▶ [The task]:
Your task is to restate the data word for word.

(Entries with figure data)
++++++++++

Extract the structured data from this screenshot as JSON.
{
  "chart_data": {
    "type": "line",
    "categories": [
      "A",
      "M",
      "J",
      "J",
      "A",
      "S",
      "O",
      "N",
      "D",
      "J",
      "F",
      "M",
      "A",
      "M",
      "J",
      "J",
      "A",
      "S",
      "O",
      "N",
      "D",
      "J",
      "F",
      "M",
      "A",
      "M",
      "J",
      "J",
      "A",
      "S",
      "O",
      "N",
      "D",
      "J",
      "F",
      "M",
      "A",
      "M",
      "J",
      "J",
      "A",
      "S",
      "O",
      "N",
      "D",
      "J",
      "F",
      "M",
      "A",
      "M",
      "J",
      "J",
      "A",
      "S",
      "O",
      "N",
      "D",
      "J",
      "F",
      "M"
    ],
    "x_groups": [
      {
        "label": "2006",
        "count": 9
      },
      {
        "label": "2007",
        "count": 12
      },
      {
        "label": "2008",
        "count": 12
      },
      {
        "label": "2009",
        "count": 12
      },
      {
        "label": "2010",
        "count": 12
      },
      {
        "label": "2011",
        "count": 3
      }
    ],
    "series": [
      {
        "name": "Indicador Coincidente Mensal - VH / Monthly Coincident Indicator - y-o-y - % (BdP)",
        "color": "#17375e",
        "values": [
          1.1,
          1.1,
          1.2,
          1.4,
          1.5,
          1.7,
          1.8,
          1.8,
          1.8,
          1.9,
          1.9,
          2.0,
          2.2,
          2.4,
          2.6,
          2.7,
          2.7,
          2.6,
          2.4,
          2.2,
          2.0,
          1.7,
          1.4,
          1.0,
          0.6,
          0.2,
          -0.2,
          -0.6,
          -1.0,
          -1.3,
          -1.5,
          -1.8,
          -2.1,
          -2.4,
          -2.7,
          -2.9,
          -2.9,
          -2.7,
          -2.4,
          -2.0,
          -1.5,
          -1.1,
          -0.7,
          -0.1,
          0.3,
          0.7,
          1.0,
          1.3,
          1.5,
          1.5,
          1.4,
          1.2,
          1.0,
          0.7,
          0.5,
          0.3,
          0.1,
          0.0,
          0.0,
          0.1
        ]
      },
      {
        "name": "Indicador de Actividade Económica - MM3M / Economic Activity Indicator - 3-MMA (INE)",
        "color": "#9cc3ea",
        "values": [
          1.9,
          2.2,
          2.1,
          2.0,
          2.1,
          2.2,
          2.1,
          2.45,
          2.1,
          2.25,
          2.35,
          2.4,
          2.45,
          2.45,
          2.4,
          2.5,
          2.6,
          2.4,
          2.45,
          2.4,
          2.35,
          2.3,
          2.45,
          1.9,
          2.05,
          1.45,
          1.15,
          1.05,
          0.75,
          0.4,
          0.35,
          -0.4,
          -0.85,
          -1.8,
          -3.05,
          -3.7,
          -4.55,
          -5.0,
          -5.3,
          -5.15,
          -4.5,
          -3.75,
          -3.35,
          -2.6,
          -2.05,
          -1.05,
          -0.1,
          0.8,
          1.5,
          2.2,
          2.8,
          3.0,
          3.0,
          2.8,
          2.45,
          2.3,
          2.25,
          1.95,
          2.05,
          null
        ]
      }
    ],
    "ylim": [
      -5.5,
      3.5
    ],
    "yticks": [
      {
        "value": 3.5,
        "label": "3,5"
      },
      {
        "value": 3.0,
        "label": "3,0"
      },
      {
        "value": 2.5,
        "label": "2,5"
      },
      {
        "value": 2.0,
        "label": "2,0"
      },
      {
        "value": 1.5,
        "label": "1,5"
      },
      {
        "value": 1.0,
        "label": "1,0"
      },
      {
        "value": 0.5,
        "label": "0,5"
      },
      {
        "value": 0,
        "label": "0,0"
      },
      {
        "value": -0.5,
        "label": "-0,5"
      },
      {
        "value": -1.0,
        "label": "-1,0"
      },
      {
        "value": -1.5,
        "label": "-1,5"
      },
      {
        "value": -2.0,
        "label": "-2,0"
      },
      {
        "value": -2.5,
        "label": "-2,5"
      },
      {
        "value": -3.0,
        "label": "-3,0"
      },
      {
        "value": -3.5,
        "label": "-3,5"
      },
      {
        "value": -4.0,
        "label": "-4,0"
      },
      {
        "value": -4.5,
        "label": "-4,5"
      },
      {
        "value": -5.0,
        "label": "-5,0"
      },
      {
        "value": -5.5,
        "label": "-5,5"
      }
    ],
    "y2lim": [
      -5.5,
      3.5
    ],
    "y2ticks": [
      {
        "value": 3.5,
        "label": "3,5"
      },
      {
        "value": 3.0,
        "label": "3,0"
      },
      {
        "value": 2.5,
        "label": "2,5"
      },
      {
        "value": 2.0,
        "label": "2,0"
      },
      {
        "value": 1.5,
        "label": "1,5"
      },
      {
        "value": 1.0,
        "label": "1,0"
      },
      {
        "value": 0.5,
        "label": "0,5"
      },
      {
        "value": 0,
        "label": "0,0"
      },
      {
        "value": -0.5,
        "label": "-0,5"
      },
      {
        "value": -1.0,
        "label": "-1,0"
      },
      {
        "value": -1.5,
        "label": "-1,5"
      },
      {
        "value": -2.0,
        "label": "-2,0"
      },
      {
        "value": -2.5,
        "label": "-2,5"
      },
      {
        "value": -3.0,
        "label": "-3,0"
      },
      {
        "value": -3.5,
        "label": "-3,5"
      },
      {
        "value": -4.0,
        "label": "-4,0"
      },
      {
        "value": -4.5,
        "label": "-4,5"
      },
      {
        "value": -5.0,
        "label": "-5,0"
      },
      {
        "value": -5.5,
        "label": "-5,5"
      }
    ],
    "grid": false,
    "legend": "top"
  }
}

++++++++++

▶ [Result]:
Extract the structured data from this screenshot as JSON.
{
  "chart_data": {
    "type": "line",
    "categories": [
      "A",
      "M",
      "J",
      "J",
      "A",
      "S",
      "O",
      "N",
      "D",
      "J",
      "F",
      "M",
      "A",
      "M",
      "J",
      "J",
      "A",
      "S",
      "O",
      "N",
      "D",
      "J",
      "F",
      "M",
      "A",
      "M",
      "J",
      "J",
      "A",
      "S",
      "O",
      "N",
      "D",
      "J",
      "F",
      "M",
      "A",
      "M",
      "J",
      "J",
      "A",
      "S",
      "O",
      "N",
      "D",
      "J",
      "F",
      "M",
      "A",
      "M",
      "J",
      "J",
      "A",
      "S",
      "O",
      "N",
      "D",
      "J",
      "F",
      "M"
    ],
    "x_groups": [
      {
        "label": "2006",
        "count": 9
      },
      {
        "label": "2007",
        "count": 12
      },
      {
        "label": "2008",
        "count": 12
      },
      {
        "label": "2009",
        "count": 12
      },
      {
        "label": "2010",
        "count": 12
      },
      {
        "label": "2011",
        "count": 3
      }
    ],
    "series": [
      {
        "name": "Indicador Coincidente Mensal - VH / Monthly Coincident Indicator - y-o-y - % (BdP)",
        "color": "#17375e",
        "values": [
          1.1,
          1.1,
          1.2,
          1.4,
          1.5,
          1.7,
          1.8,
          1.8,
          1.8,
          1.9,
          1.9,
          2.0,
          2.2,
          2.4,
          2.6,
          2.7,
          2.7,
          2.6,
          2.4,
          2.2,
          2.0,
          1.7,
          1.4,
          1.0,
          0.6,
          0.2,
          -0.2,
          -0.6,
          -1.0,
          -1.3,
          -1.5,
          -1.8,
          -2.1,
          -2.4,
          -2.7,
          -2.9,
          -2.9,
          -2.7,
          -2.4,
          -2.0,
          -1.5,
          -1.1,
          -0.7,
          -0.1,
          0.3,
          0.7,
          1.0,
          1.3,
          1.5,
          1.5,
          1.4,
          1.2,
          1.0,
          0.7,
          0.5,
          0.3,
          0.1,
          0.0,
          0.0,
          0.1
        ]
      },
      {
        "name": "Indicador de Actividade Económica - MM3M / Economic Activity Indicator - 3-MMA (INE)",
        "color": "#9cc3ea",
        "values": [
          1.9,
          2.2,
          2.1,
          2.0,
          2.1,
          2.2,
          2.1,
          2.45,
          2.1,
          2.25,
          2.35,
          2.4,
          2.45,
          2.45,
          2.4,
          2.5,
          2.6,
          2.4,
          2.45,
          2.4,
          2.35,
          2.3,
          2.45,
          1.9,
          2.05,
          1.45,
          1.15,
          1.05,
          0.75,
          0.4,
          0.35,
          -0.4,
          -0.85,
          -1.8,
          -3.05,
          -3.7,
          -4.55,
          -5.0,
          -5.3,
          -5.15,
          -4.5,
          -3.75,
          -3.35,
          -2.6,
          -2.05,
          -1.05,
          -0.1,
          0.8,
          1.5,
          2.2,
          2.8,
          3.0,
          3.0,
          2.8,
          2.45,
          2.3,
          2.25,
          1.95,
          2.05,
          null
        ]
      }
    ],
    "ylim": [
      -5.5,
      3.5
    ],
    "yticks": [
      {
        "value": 3.5,
        "label": "3,5"
      },
      {
        "value": 3.0,
        "label": "3,0"
      },
      {
        "value": 2.5,
        "label": "2,5"
      },
      {
        "value": 2.0,
        "label": "2,0"
      },
      {
        "value": 1.5,
        "label": "1,5"
      },
      {
        "value": 1.0,
        "label": "1,0"
      },
      {
        "value": 0.5,
        "label": "0,5"
      },
      {
        "value": 0,
        "label": "0,0"
      },
      {
        "value": -0.5,
        "label": "-0,5"
      },
      {
        "value": -1.0,
        "label": "-1,0"
      },
      {
        "value": -1.5,
        "label": "-1,5"
      },
      {
        "value": -2.0,
        "label": "-2,0"
      },
      {
        "value": -2.5,
        "label": "-2,5"
      },
      {
        "value": -3.0,
        "label": "-3,0"
      },
      {
        "value": -3.5,
        "label": "-3,5"
      },
      {
        "value": -4.0,
        "label": "-4,0"
      },
      {
        "value": -4.5,
        "label": "-4,5"
      },
      {
        "value": -5.0,
        "label": "-5,0"
      },
      {
        "value": -5.5,
        "label": "-5,5"
      }
    ],
    "y2lim": [
      -5.5,
      3.5
    ],
    "y2ticks": [
      {
        "value": 3.5,
        "label": "3,5"
      },
      {
        "value": 3.0,
        "label": "3,0"
      },
      {
        "value": 2.5,
        "label": "2,5"
      },
      {
        "value": 2.0,
        "label": "2,0"
      },
      {
        "value": 1.5,
        "label": "1,5"
      },
      {
        "value": 1.0,
        "label": "1,0"
      },
      {
        "value": 0.5,
        "label": "0,5"
      },
      {
        "value": 0,
        "label": "0,0"
      },
      {
        "value": -0.5,
        "label": "-0,5"
      },
      {
        "value": -1.0,
        "label": "-1,0"
      },
      {
        "value": -1.5,
        "label": "-1,5"
      },
      {
        "value": -2.0,
        "label": "-2,0"
      },
      {
        "value": -2.5,
        "label": "-2,5"
      },
      {
        "value": -3.0,
        "label": "-3,0"
      },
      {
        "value": -3.5,
        "label": "-3,5"
      },
      {
        "value": -4.0,
        "label": "-4,0"
      },
      {
        "value": -4.5,
        "label": "-4,5"
      },
      {
        "value": -5.0,
        "label": "-5,0"
      },
      {
        "value": -5.5,
        "label": "-5,5"
      }
    ],
    "grid": false,
    "legend": "top"
  }
}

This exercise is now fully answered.